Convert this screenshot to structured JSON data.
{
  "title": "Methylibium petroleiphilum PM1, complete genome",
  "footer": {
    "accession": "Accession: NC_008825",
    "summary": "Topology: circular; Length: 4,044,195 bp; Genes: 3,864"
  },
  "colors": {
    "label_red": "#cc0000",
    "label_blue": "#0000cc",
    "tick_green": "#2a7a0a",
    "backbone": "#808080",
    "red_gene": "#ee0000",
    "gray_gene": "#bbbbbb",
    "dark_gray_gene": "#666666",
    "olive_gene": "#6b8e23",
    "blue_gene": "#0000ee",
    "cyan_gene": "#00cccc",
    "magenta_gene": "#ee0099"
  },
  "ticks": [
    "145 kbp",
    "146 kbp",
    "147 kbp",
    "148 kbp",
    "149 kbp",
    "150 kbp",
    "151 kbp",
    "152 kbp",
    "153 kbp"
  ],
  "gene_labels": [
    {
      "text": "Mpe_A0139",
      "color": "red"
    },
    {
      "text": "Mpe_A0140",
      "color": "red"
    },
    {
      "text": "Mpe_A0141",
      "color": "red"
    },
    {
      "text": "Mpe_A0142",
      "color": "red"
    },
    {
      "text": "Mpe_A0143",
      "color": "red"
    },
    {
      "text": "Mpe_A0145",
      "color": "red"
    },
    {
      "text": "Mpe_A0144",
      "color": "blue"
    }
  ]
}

---

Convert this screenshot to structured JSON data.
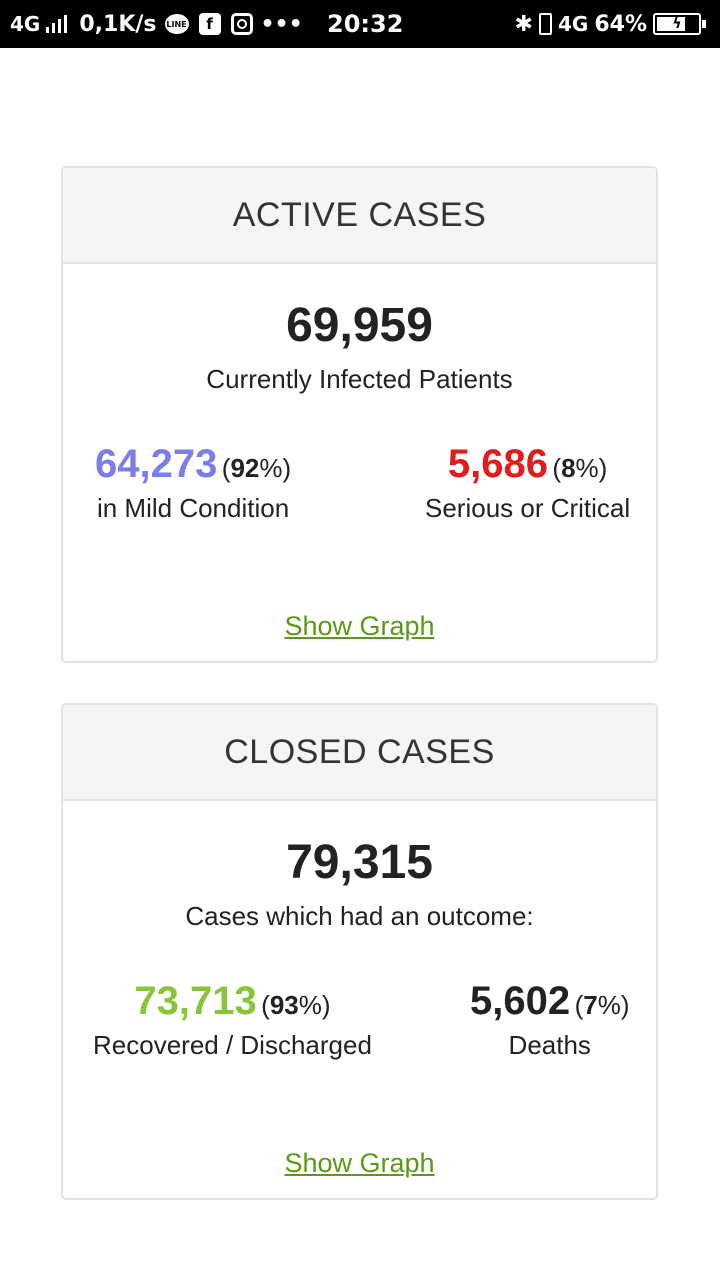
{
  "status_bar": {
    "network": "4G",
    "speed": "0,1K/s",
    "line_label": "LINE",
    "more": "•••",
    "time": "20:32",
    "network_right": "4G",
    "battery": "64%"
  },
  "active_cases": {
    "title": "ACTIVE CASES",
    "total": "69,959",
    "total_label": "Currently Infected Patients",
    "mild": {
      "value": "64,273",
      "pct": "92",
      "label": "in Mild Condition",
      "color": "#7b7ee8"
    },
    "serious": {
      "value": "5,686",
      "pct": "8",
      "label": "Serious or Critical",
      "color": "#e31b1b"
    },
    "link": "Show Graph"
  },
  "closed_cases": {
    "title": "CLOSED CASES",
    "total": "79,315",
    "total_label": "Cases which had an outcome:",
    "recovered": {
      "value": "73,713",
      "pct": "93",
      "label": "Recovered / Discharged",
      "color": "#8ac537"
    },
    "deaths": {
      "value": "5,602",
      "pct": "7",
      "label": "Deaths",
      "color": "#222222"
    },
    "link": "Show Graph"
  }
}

Directions:
Please state how many lines in the preceding material contain the word "text", with no other output.

Completed task:
7